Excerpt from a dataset
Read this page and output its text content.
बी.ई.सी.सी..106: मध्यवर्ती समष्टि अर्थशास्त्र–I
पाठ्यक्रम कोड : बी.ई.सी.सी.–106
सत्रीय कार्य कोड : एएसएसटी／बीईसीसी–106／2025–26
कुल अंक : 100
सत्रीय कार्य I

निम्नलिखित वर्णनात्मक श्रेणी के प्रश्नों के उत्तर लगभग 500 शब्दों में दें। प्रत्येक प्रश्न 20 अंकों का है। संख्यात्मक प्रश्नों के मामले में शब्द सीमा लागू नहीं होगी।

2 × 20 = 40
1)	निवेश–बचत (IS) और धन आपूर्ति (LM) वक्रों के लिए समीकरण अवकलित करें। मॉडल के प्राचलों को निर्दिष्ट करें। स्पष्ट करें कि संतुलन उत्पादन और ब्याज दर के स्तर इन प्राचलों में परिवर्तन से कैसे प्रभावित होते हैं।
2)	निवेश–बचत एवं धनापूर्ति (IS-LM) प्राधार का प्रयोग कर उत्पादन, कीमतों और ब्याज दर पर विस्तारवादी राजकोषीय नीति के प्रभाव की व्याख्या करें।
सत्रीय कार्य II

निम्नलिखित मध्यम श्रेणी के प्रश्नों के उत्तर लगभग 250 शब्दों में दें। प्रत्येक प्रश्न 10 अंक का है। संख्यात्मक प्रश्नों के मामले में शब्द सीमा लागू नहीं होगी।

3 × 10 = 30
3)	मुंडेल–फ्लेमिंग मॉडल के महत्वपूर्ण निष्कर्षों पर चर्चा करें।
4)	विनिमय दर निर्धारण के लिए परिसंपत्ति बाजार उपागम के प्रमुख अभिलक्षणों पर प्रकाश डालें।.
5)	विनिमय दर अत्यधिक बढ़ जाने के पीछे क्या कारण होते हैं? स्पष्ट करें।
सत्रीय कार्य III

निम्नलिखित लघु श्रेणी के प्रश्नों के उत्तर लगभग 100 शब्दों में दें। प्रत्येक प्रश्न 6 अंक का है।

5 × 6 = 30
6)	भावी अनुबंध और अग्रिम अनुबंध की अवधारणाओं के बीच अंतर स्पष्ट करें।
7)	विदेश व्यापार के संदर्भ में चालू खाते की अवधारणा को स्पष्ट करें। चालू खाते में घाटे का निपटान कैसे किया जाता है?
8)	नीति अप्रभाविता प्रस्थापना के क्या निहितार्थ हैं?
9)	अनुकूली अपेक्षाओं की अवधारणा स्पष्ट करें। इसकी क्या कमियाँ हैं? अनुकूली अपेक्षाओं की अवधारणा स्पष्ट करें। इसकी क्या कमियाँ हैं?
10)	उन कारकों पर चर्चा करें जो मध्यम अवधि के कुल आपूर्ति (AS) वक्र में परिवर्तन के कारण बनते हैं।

What to produce => Please set down each line of the records exactly as given.

Complete response =>
Read this page and output its text content.
बी.ई.सी.सी..106: मध्यवर्ती समष्टि अर्थशास्त्र–I
पाठ्यक्रम कोड : बी.ई.सी.सी.–106
सत्रीय कार्य कोड : एएसएसटी／बीईसीसी–106／2025–26
कुल अंक : 100
सत्रीय कार्य I

निम्नलिखित वर्णनात्मक श्रेणी के प्रश्नों के उत्तर लगभग 500 शब्दों में दें। प्रत्येक प्रश्न 20 अंकों का है। संख्यात्मक प्रश्नों के मामले में शब्द सीमा लागू नहीं होगी।

2 × 20 = 40
1)	निवेश–बचत (IS) और धन आपूर्ति (LM) वक्रों के लिए समीकरण अवकलित करें। मॉडल के प्राचलों को निर्दिष्ट करें। स्पष्ट करें कि संतुलन उत्पादन और ब्याज दर के स्तर इन प्राचलों में परिवर्तन से कैसे प्रभावित होते हैं।
2)	निवेश–बचत एवं धनापूर्ति (IS-LM) प्राधार का प्रयोग कर उत्पादन, कीमतों और ब्याज दर पर विस्तारवादी राजकोषीय नीति के प्रभाव की व्याख्या करें।
सत्रीय कार्य II

निम्नलिखित मध्यम श्रेणी के प्रश्नों के उत्तर लगभग 250 शब्दों में दें। प्रत्येक प्रश्न 10 अंक का है। संख्यात्मक प्रश्नों के मामले में शब्द सीमा लागू नहीं होगी।

3 × 10 = 30
3)	मुंडेल–फ्लेमिंग मॉडल के महत्वपूर्ण निष्कर्षों पर चर्चा करें।
4)	विनिमय दर निर्धारण के लिए परिसंपत्ति बाजार उपागम के प्रमुख अभिलक्षणों पर प्रकाश डालें।.
5)	विनिमय दर अत्यधिक बढ़ जाने के पीछे क्या कारण होते हैं? स्पष्ट करें।
सत्रीय कार्य III

निम्नलिखित लघु श्रेणी के प्रश्नों के उत्तर लगभग 100 शब्दों में दें। प्रत्येक प्रश्न 6 अंक का है।

5 × 6 = 30
6)	भावी अनुबंध और अग्रिम अनुबंध की अवधारणाओं के बीच अंतर स्पष्ट करें।
7)	विदेश व्यापार के संदर्भ में चालू खाते की अवधारणा को स्पष्ट करें। चालू खाते में घाटे का निपटान कैसे किया जाता है?
8)	नीति अप्रभाविता प्रस्थापना के क्या निहितार्थ हैं?
9)	अनुकूली अपेक्षाओं की अवधारणा स्पष्ट करें। इसकी क्या कमियाँ हैं? अनुकूली अपेक्षाओं की अवधारणा स्पष्ट करें। इसकी क्या कमियाँ हैं?
10)	उन कारकों पर चर्चा करें जो मध्यम अवधि के कुल आपूर्ति (AS) वक्र में परिवर्तन के कारण बनते हैं।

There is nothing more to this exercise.